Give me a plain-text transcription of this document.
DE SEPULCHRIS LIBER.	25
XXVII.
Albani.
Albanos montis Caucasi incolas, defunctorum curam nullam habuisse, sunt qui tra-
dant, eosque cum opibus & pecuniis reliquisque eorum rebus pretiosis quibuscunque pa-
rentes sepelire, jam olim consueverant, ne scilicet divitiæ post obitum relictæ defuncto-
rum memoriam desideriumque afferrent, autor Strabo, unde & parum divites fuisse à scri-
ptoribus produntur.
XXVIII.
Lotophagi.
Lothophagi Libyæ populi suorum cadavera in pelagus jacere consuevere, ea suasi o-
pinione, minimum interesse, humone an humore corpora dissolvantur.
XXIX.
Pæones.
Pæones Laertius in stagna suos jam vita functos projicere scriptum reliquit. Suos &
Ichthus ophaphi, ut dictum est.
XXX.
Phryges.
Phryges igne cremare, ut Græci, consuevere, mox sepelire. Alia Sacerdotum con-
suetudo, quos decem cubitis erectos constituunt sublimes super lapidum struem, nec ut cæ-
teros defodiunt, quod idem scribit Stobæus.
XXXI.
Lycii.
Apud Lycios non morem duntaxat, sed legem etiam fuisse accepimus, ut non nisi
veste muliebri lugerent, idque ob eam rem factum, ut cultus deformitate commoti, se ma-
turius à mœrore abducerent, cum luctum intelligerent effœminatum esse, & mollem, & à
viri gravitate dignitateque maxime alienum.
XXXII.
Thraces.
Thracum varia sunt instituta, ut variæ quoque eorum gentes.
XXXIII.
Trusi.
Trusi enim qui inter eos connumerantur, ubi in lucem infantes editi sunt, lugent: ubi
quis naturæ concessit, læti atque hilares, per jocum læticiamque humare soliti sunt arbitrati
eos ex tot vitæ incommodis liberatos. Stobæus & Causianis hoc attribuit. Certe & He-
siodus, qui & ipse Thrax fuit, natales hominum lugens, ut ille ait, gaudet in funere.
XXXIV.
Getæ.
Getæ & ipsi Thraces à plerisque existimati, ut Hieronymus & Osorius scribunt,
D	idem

SET EXERCISE
Give back each line above precisely as it stands.

SOLUTION
Give me a plain-text transcription of this document.
DE SEPULCHRIS LIBER.	25
XXVII.
Albani.
Albanos montis Caucasi incolas, defunctorum curam nullam habuisse, sunt qui tra-
dant, eosque cum opibus & pecuniis reliquisque eorum rebus pretiosis quibuscunque pa-
rentes sepelire, jam olim consueverant, ne scilicet divitiæ post obitum relictæ defuncto-
rum memoriam desideriumque afferrent, autor Strabo, unde & parum divites fuisse à scri-
ptoribus produntur.
XXVIII.
Lotophagi.
Lothophagi Libyæ populi suorum cadavera in pelagus jacere consuevere, ea suasi o-
pinione, minimum interesse, humone an humore corpora dissolvantur.
XXIX.
Pæones.
Pæones Laertius in stagna suos jam vita functos projicere scriptum reliquit. Suos &
Ichthus ophaphi, ut dictum est.
XXX.
Phryges.
Phryges igne cremare, ut Græci, consuevere, mox sepelire. Alia Sacerdotum con-
suetudo, quos decem cubitis erectos constituunt sublimes super lapidum struem, nec ut cæ-
teros defodiunt, quod idem scribit Stobæus.
XXXI.
Lycii.
Apud Lycios non morem duntaxat, sed legem etiam fuisse accepimus, ut non nisi
veste muliebri lugerent, idque ob eam rem factum, ut cultus deformitate commoti, se ma-
turius à mœrore abducerent, cum luctum intelligerent effœminatum esse, & mollem, & à
viri gravitate dignitateque maxime alienum.
XXXII.
Thraces.
Thracum varia sunt instituta, ut variæ quoque eorum gentes.
XXXIII.
Trusi.
Trusi enim qui inter eos connumerantur, ubi in lucem infantes editi sunt, lugent: ubi
quis naturæ concessit, læti atque hilares, per jocum læticiamque humare soliti sunt arbitrati
eos ex tot vitæ incommodis liberatos. Stobæus & Causianis hoc attribuit. Certe & He-
siodus, qui & ipse Thrax fuit, natales hominum lugens, ut ille ait, gaudet in funere.
XXXIV.
Getæ.
Getæ & ipsi Thraces à plerisque existimati, ut Hieronymus & Osorius scribunt,
D	idem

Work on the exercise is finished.